--- Begin Data shown ---

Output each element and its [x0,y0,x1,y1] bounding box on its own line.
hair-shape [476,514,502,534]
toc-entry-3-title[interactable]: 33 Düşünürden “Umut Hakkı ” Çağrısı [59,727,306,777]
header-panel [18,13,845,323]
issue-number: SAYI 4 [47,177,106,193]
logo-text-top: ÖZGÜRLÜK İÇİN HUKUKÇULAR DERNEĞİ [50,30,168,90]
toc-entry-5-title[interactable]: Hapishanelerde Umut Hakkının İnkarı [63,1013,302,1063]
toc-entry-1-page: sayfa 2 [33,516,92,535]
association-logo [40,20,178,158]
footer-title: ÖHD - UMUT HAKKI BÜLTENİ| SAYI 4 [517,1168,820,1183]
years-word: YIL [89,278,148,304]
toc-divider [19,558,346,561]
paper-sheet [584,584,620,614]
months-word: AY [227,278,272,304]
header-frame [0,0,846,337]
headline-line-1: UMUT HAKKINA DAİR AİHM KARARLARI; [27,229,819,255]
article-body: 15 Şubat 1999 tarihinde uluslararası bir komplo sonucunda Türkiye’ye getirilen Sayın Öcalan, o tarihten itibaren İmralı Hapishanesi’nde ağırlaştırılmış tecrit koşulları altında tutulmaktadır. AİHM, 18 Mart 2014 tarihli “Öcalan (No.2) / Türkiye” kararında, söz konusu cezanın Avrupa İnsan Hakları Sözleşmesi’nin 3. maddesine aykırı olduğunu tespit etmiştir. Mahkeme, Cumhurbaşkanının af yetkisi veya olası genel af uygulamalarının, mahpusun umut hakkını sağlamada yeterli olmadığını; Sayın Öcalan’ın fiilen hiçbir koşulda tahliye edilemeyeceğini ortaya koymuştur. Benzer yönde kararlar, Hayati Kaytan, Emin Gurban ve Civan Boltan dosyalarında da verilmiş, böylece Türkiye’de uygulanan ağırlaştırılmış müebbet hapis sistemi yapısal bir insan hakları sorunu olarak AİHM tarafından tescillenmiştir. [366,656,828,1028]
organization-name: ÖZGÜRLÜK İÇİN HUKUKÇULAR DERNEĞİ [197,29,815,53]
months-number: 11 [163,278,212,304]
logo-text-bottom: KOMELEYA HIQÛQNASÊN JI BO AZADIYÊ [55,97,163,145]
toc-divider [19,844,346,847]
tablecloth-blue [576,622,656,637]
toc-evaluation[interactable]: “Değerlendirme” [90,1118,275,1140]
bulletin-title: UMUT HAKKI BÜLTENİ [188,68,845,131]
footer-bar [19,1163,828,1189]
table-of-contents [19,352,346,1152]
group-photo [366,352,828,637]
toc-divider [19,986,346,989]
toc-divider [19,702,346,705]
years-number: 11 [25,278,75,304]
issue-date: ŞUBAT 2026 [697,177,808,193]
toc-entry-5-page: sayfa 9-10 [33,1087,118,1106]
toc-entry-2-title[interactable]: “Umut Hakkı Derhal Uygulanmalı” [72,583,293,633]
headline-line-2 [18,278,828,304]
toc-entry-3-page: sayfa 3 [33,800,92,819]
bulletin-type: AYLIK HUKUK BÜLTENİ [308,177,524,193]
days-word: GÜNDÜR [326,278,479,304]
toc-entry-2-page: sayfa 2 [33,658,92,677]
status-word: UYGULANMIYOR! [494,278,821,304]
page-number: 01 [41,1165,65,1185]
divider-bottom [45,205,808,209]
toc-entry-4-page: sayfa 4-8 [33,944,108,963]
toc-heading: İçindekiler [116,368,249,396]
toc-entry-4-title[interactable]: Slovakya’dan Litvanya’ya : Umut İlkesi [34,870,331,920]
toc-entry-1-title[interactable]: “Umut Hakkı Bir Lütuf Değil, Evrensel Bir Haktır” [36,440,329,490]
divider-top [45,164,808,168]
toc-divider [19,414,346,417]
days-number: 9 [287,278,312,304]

--- End Data shown ---

Aim
Reproduce every line of the data above, character for character.

Solved problem
Output each element and its [x0,y0,x1,y1] bounding box on its own line.
hair-shape [476,514,502,534]
toc-entry-3-title[interactable]: 33 Düşünürden “Umut Hakkı ” Çağrısı [59,727,306,777]
header-panel [18,13,845,323]
issue-number: SAYI 4 [47,177,106,193]
logo-text-top: ÖZGÜRLÜK İÇİN HUKUKÇULAR DERNEĞİ [50,30,168,90]
toc-entry-5-title[interactable]: Hapishanelerde Umut Hakkının İnkarı [63,1013,302,1063]
toc-entry-1-page: sayfa 2 [33,516,92,535]
association-logo [40,20,178,158]
footer-title: ÖHD - UMUT HAKKI BÜLTENİ| SAYI 4 [517,1168,820,1183]
years-word: YIL [89,278,148,304]
toc-divider [19,558,346,561]
paper-sheet [584,584,620,614]
months-word: AY [227,278,272,304]
header-frame [0,0,846,337]
headline-line-1: UMUT HAKKINA DAİR AİHM KARARLARI; [27,229,819,255]
article-body: 15 Şubat 1999 tarihinde uluslararası bir komplo sonucunda Türkiye’ye getirilen Sayın Öcalan, o tarihten itibaren İmralı Hapishanesi’nde ağırlaştırılmış tecrit koşulları altında tutulmaktadır. AİHM, 18 Mart 2014 tarihli “Öcalan (No.2) / Türkiye” kararında, söz konusu cezanın Avrupa İnsan Hakları Sözleşmesi’nin 3. maddesine aykırı olduğunu tespit etmiştir. Mahkeme, Cumhurbaşkanının af yetkisi veya olası genel af uygulamalarının, mahpusun umut hakkını sağlamada yeterli olmadığını; Sayın Öcalan’ın fiilen hiçbir koşulda tahliye edilemeyeceğini ortaya koymuştur. Benzer yönde kararlar, Hayati Kaytan, Emin Gurban ve Civan Boltan dosyalarında da verilmiş, böylece Türkiye’de uygulanan ağırlaştırılmış müebbet hapis sistemi yapısal bir insan hakları sorunu olarak AİHM tarafından tescillenmiştir. [366,656,828,1028]
organization-name: ÖZGÜRLÜK İÇİN HUKUKÇULAR DERNEĞİ [197,29,815,53]
months-number: 11 [163,278,212,304]
logo-text-bottom: KOMELEYA HIQÛQNASÊN JI BO AZADIYÊ [55,97,163,145]
toc-divider [19,844,346,847]
tablecloth-blue [576,622,656,637]
toc-evaluation[interactable]: “Değerlendirme” [90,1118,275,1140]
bulletin-title: UMUT HAKKI BÜLTENİ [188,68,845,131]
footer-bar [19,1163,828,1189]
table-of-contents [19,352,346,1152]
group-photo [366,352,828,637]
toc-divider [19,986,346,989]
toc-divider [19,702,346,705]
years-number: 11 [25,278,75,304]
issue-date: ŞUBAT 2026 [697,177,808,193]
toc-entry-5-page: sayfa 9-10 [33,1087,118,1106]
toc-entry-2-title[interactable]: “Umut Hakkı Derhal Uygulanmalı” [72,583,293,633]
headline-line-2 [18,278,828,304]
toc-entry-3-page: sayfa 3 [33,800,92,819]
bulletin-type: AYLIK HUKUK BÜLTENİ [308,177,524,193]
days-word: GÜNDÜR [326,278,479,304]
toc-entry-2-page: sayfa 2 [33,658,92,677]
status-word: UYGULANMIYOR! [494,278,821,304]
page-number: 01 [41,1165,65,1185]
divider-bottom [45,205,808,209]
toc-entry-4-page: sayfa 4-8 [33,944,108,963]
toc-heading: İçindekiler [116,368,249,396]
toc-entry-4-title[interactable]: Slovakya’dan Litvanya’ya : Umut İlkesi [34,870,331,920]
toc-entry-1-title[interactable]: “Umut Hakkı Bir Lütuf Değil, Evrensel Bir Haktır” [36,440,329,490]
divider-top [45,164,808,168]
toc-divider [19,414,346,417]
days-number: 9 [287,278,312,304]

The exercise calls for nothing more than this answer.